Reproduce verbatim the lines of the records between the line holding "svg-text:22: 22: [319, 69, 333, 83]" and the line holding "svg-text:15: 15: [606, 447, 620, 461]", inclusive.

________

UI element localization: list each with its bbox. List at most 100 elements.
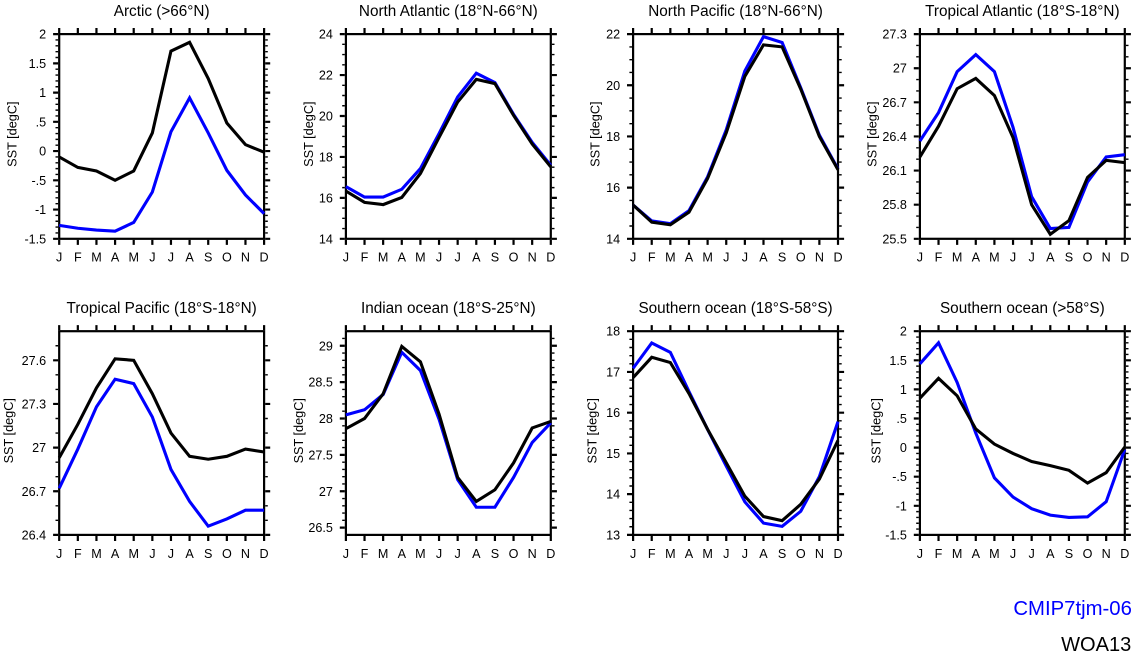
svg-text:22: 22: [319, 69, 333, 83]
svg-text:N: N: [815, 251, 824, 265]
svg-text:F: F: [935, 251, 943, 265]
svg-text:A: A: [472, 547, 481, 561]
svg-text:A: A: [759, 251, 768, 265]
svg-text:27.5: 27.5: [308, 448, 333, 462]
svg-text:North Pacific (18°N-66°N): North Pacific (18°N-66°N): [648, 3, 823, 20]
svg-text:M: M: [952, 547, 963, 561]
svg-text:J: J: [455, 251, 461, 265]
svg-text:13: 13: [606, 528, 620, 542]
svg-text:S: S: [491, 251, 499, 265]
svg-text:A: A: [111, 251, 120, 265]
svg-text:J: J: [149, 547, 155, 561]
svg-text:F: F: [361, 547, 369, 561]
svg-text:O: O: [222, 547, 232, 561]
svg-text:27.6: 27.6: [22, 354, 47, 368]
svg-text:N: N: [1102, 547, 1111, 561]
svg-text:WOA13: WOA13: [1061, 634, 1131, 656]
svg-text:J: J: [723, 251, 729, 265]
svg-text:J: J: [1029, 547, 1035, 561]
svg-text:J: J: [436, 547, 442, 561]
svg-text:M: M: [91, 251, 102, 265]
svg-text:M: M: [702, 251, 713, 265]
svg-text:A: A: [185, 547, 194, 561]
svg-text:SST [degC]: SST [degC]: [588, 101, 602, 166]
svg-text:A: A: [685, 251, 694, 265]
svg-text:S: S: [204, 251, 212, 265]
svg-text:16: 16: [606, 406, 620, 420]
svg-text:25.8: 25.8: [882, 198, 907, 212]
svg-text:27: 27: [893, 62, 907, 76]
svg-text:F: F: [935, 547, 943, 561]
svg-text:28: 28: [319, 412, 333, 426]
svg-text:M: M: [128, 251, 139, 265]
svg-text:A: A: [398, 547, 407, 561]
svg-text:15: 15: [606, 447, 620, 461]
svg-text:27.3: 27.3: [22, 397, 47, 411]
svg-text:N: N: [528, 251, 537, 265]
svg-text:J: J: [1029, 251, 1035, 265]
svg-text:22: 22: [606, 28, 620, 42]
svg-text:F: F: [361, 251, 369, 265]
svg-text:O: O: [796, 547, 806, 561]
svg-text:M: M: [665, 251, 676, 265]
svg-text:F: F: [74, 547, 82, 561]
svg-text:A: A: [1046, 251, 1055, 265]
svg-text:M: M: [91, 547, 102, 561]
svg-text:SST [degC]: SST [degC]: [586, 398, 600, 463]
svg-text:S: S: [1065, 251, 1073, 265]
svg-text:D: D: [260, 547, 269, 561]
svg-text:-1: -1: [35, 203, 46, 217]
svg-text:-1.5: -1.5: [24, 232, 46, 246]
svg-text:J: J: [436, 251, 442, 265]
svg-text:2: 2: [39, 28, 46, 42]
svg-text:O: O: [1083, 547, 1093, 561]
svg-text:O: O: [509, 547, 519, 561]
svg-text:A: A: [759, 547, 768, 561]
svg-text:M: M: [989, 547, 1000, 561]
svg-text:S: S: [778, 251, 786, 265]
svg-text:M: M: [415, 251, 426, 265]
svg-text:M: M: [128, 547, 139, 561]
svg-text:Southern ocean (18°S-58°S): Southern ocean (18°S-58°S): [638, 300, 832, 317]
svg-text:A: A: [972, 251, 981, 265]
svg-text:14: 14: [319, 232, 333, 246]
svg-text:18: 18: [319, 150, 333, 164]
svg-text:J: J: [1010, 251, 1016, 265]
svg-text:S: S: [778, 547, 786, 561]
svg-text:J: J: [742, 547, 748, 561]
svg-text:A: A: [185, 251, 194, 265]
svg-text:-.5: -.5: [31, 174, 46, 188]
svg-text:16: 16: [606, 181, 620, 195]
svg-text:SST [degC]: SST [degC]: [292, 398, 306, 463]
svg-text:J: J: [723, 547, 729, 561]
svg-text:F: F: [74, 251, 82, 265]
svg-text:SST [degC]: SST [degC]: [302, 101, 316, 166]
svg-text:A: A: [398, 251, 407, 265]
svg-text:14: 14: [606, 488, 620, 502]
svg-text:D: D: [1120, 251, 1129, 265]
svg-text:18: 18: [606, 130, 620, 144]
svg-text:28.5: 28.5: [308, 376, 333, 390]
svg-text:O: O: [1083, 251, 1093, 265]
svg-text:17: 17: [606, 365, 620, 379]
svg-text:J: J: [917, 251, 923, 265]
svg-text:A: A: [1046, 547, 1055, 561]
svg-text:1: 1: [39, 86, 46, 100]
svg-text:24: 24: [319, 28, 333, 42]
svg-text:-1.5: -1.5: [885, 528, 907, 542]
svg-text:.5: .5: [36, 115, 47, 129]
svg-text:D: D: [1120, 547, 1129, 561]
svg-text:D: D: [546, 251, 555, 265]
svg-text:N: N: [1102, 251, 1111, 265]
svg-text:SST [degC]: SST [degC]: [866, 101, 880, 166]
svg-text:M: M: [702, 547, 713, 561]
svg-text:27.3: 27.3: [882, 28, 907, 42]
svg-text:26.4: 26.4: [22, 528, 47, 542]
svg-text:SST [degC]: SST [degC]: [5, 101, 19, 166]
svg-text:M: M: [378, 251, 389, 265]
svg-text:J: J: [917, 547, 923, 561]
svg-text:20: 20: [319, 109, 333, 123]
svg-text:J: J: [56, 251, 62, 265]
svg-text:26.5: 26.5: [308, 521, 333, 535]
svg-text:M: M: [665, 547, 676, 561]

________

THE ANSWER:
svg-text:22: 22: [319, 69, 333, 83]
svg-text:N: N: [815, 251, 824, 265]
svg-text:F: F: [935, 251, 943, 265]
svg-text:A: A: [472, 547, 481, 561]
svg-text:A: A: [759, 251, 768, 265]
svg-text:27.5: 27.5: [308, 448, 333, 462]
svg-text:North Pacific (18°N-66°N): North Pacific (18°N-66°N): [648, 3, 823, 20]
svg-text:M: M: [952, 547, 963, 561]
svg-text:J: J: [455, 251, 461, 265]
svg-text:13: 13: [606, 528, 620, 542]
svg-text:S: S: [491, 251, 499, 265]
svg-text:A: A: [111, 251, 120, 265]
svg-text:J: J: [149, 547, 155, 561]
svg-text:F: F: [361, 547, 369, 561]
svg-text:O: O: [222, 547, 232, 561]
svg-text:27.6: 27.6: [22, 354, 47, 368]
svg-text:N: N: [1102, 547, 1111, 561]
svg-text:WOA13: WOA13: [1061, 634, 1131, 656]
svg-text:J: J: [723, 251, 729, 265]
svg-text:J: J: [1029, 547, 1035, 561]
svg-text:J: J: [436, 547, 442, 561]
svg-text:M: M: [91, 251, 102, 265]
svg-text:M: M: [702, 251, 713, 265]
svg-text:A: A: [185, 547, 194, 561]
svg-text:SST [degC]: SST [degC]: [588, 101, 602, 166]
svg-text:A: A: [685, 251, 694, 265]
svg-text:S: S: [204, 251, 212, 265]
svg-text:16: 16: [606, 406, 620, 420]
svg-text:25.8: 25.8: [882, 198, 907, 212]
svg-text:27: 27: [893, 62, 907, 76]
svg-text:F: F: [935, 547, 943, 561]
svg-text:28: 28: [319, 412, 333, 426]
svg-text:M: M: [128, 251, 139, 265]
svg-text:A: A: [398, 547, 407, 561]
svg-text:15: 15: [606, 447, 620, 461]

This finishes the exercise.